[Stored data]
-- Begin --

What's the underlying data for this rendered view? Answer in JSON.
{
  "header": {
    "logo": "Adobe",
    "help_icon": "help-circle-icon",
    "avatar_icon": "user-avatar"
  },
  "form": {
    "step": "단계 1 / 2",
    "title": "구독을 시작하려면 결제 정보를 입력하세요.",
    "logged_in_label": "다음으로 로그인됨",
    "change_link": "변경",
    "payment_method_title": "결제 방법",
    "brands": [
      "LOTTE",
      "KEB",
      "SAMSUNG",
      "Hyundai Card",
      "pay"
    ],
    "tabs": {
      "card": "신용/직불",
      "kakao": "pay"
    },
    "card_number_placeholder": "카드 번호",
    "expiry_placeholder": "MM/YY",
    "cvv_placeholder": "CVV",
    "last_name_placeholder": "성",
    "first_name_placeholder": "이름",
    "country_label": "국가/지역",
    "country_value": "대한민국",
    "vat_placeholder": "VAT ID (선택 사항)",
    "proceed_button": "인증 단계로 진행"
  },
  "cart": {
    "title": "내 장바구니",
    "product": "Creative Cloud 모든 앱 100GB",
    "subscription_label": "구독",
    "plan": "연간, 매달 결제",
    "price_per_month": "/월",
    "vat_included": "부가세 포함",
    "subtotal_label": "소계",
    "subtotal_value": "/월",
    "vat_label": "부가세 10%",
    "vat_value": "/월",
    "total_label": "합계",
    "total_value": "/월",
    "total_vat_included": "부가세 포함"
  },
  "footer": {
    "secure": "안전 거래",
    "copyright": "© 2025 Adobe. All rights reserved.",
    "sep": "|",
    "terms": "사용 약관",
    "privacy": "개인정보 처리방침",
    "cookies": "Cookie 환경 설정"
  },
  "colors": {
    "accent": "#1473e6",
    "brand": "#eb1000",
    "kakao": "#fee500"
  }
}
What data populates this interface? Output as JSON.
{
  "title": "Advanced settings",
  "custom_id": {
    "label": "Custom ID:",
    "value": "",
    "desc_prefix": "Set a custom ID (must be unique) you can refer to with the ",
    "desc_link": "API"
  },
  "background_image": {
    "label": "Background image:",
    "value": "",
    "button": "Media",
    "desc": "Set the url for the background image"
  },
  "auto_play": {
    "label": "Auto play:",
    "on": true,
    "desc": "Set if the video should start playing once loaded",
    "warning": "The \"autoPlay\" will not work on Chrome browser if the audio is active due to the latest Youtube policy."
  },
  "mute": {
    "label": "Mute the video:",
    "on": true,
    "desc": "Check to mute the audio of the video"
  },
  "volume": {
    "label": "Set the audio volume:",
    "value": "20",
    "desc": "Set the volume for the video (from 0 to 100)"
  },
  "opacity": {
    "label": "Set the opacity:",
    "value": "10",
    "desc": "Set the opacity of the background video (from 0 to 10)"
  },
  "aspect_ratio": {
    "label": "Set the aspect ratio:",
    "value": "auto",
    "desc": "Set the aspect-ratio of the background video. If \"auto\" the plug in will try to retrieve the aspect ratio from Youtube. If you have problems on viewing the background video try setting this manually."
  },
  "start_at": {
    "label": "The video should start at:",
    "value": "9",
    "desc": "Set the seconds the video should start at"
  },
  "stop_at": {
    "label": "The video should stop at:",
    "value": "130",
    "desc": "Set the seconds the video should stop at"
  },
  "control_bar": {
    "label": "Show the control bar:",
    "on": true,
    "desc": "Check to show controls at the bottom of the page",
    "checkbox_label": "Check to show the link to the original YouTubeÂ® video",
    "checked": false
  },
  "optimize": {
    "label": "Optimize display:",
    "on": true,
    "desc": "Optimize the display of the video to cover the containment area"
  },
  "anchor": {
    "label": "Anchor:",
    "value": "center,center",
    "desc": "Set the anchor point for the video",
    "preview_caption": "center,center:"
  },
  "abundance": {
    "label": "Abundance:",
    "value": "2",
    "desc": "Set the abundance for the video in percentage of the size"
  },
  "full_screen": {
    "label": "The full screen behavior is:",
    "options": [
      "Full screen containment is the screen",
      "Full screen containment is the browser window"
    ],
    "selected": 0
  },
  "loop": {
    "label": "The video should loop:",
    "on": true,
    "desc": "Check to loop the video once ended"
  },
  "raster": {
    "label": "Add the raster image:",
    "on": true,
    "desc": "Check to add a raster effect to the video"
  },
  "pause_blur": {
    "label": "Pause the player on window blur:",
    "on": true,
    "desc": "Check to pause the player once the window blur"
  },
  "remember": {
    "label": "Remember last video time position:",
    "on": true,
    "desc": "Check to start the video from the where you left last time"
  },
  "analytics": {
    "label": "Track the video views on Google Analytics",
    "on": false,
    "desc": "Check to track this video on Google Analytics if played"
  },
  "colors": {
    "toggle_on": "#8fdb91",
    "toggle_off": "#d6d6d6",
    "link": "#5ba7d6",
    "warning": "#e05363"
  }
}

-- End --

To be done: Using the listing above, pull out all lines that hold the word "seconds".

Answer to the exercise:
    "desc": "Set the seconds the video should start at"
    "desc": "Set the seconds the video should stop at"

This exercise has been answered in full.